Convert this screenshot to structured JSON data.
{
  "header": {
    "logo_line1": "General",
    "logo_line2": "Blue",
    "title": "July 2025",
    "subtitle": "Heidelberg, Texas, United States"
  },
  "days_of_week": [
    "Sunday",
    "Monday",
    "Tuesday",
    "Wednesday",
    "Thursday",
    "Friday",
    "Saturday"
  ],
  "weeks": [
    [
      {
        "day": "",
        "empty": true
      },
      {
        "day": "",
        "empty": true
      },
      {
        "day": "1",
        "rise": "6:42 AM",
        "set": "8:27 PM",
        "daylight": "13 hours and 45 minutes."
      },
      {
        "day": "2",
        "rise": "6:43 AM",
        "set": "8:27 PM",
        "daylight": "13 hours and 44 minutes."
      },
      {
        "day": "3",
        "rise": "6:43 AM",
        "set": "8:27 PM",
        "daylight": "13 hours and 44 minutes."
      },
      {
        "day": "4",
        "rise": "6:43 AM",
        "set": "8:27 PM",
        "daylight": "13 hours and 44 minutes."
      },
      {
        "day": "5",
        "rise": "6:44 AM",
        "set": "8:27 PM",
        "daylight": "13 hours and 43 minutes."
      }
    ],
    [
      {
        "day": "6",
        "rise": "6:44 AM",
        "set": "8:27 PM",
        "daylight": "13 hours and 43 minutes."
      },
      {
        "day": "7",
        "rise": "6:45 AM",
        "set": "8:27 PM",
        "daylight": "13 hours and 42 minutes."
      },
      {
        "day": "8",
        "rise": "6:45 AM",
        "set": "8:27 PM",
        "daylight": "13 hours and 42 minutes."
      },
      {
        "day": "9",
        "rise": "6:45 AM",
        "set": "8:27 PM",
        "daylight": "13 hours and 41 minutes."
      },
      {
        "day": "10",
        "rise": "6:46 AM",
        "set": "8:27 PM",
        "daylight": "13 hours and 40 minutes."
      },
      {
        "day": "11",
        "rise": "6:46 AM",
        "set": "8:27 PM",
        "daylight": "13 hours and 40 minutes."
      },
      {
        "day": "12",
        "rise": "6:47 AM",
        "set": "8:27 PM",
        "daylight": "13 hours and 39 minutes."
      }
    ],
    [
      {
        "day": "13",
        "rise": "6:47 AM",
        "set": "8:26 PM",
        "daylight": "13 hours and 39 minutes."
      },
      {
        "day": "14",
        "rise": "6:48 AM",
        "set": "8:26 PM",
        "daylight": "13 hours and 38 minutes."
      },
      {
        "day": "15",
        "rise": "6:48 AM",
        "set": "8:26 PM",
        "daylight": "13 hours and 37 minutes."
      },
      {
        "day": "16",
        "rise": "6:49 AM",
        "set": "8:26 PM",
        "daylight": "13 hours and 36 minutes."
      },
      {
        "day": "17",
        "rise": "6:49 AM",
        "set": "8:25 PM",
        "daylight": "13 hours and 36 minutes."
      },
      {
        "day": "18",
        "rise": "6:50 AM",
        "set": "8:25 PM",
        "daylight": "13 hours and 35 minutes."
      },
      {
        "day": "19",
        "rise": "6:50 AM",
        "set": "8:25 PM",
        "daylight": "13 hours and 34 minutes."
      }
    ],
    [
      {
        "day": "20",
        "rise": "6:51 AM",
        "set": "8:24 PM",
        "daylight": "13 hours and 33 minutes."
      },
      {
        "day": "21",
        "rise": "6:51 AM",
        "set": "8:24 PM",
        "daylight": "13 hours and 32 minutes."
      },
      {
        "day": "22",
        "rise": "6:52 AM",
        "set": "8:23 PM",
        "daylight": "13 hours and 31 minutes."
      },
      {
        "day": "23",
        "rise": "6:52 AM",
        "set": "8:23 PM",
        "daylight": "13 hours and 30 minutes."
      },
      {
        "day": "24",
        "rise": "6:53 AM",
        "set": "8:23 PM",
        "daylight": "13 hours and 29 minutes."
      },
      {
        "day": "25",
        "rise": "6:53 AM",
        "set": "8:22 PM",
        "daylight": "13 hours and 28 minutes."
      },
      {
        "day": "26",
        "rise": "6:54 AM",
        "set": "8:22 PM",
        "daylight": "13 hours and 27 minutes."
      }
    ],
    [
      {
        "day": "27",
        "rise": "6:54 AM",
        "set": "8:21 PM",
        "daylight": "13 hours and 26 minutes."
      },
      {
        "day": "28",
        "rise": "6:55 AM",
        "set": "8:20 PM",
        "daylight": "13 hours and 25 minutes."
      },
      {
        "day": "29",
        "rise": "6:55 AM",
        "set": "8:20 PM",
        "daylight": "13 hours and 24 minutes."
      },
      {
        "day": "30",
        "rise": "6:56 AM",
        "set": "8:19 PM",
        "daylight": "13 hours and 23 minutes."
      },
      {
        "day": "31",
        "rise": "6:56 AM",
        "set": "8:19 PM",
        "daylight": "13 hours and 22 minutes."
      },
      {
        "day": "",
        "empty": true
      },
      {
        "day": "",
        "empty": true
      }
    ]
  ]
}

### [WHAT YOU HAVE TO DO]
Print out every record again, exactly and in full.

### [ANSWER TO THIS PROBLEM]
Convert this screenshot to structured JSON data.
{
  "header": {
    "logo_line1": "General",
    "logo_line2": "Blue",
    "title": "July 2025",
    "subtitle": "Heidelberg, Texas, United States"
  },
  "days_of_week": [
    "Sunday",
    "Monday",
    "Tuesday",
    "Wednesday",
    "Thursday",
    "Friday",
    "Saturday"
  ],
  "weeks": [
    [
      {
        "day": "",
        "empty": true
      },
      {
        "day": "",
        "empty": true
      },
      {
        "day": "1",
        "rise": "6:42 AM",
        "set": "8:27 PM",
        "daylight": "13 hours and 45 minutes."
      },
      {
        "day": "2",
        "rise": "6:43 AM",
        "set": "8:27 PM",
        "daylight": "13 hours and 44 minutes."
      },
      {
        "day": "3",
        "rise": "6:43 AM",
        "set": "8:27 PM",
        "daylight": "13 hours and 44 minutes."
      },
      {
        "day": "4",
        "rise": "6:43 AM",
        "set": "8:27 PM",
        "daylight": "13 hours and 44 minutes."
      },
      {
        "day": "5",
        "rise": "6:44 AM",
        "set": "8:27 PM",
        "daylight": "13 hours and 43 minutes."
      }
    ],
    [
      {
        "day": "6",
        "rise": "6:44 AM",
        "set": "8:27 PM",
        "daylight": "13 hours and 43 minutes."
      },
      {
        "day": "7",
        "rise": "6:45 AM",
        "set": "8:27 PM",
        "daylight": "13 hours and 42 minutes."
      },
      {
        "day": "8",
        "rise": "6:45 AM",
        "set": "8:27 PM",
        "daylight": "13 hours and 42 minutes."
      },
      {
        "day": "9",
        "rise": "6:45 AM",
        "set": "8:27 PM",
        "daylight": "13 hours and 41 minutes."
      },
      {
        "day": "10",
        "rise": "6:46 AM",
        "set": "8:27 PM",
        "daylight": "13 hours and 40 minutes."
      },
      {
        "day": "11",
        "rise": "6:46 AM",
        "set": "8:27 PM",
        "daylight": "13 hours and 40 minutes."
      },
      {
        "day": "12",
        "rise": "6:47 AM",
        "set": "8:27 PM",
        "daylight": "13 hours and 39 minutes."
      }
    ],
    [
      {
        "day": "13",
        "rise": "6:47 AM",
        "set": "8:26 PM",
        "daylight": "13 hours and 39 minutes."
      },
      {
        "day": "14",
        "rise": "6:48 AM",
        "set": "8:26 PM",
        "daylight": "13 hours and 38 minutes."
      },
      {
        "day": "15",
        "rise": "6:48 AM",
        "set": "8:26 PM",
        "daylight": "13 hours and 37 minutes."
      },
      {
        "day": "16",
        "rise": "6:49 AM",
        "set": "8:26 PM",
        "daylight": "13 hours and 36 minutes."
      },
      {
        "day": "17",
        "rise": "6:49 AM",
        "set": "8:25 PM",
        "daylight": "13 hours and 36 minutes."
      },
      {
        "day": "18",
        "rise": "6:50 AM",
        "set": "8:25 PM",
        "daylight": "13 hours and 35 minutes."
      },
      {
        "day": "19",
        "rise": "6:50 AM",
        "set": "8:25 PM",
        "daylight": "13 hours and 34 minutes."
      }
    ],
    [
      {
        "day": "20",
        "rise": "6:51 AM",
        "set": "8:24 PM",
        "daylight": "13 hours and 33 minutes."
      },
      {
        "day": "21",
        "rise": "6:51 AM",
        "set": "8:24 PM",
        "daylight": "13 hours and 32 minutes."
      },
      {
        "day": "22",
        "rise": "6:52 AM",
        "set": "8:23 PM",
        "daylight": "13 hours and 31 minutes."
      },
      {
        "day": "23",
        "rise": "6:52 AM",
        "set": "8:23 PM",
        "daylight": "13 hours and 30 minutes."
      },
      {
        "day": "24",
        "rise": "6:53 AM",
        "set": "8:23 PM",
        "daylight": "13 hours and 29 minutes."
      },
      {
        "day": "25",
        "rise": "6:53 AM",
        "set": "8:22 PM",
        "daylight": "13 hours and 28 minutes."
      },
      {
        "day": "26",
        "rise": "6:54 AM",
        "set": "8:22 PM",
        "daylight": "13 hours and 27 minutes."
      }
    ],
    [
      {
        "day": "27",
        "rise": "6:54 AM",
        "set": "8:21 PM",
        "daylight": "13 hours and 26 minutes."
      },
      {
        "day": "28",
        "rise": "6:55 AM",
        "set": "8:20 PM",
        "daylight": "13 hours and 25 minutes."
      },
      {
        "day": "29",
        "rise": "6:55 AM",
        "set": "8:20 PM",
        "daylight": "13 hours and 24 minutes."
      },
      {
        "day": "30",
        "rise": "6:56 AM",
        "set": "8:19 PM",
        "daylight": "13 hours and 23 minutes."
      },
      {
        "day": "31",
        "rise": "6:56 AM",
        "set": "8:19 PM",
        "daylight": "13 hours and 22 minutes."
      },
      {
        "day": "",
        "empty": true
      },
      {
        "day": "",
        "empty": true
      }
    ]
  ]
}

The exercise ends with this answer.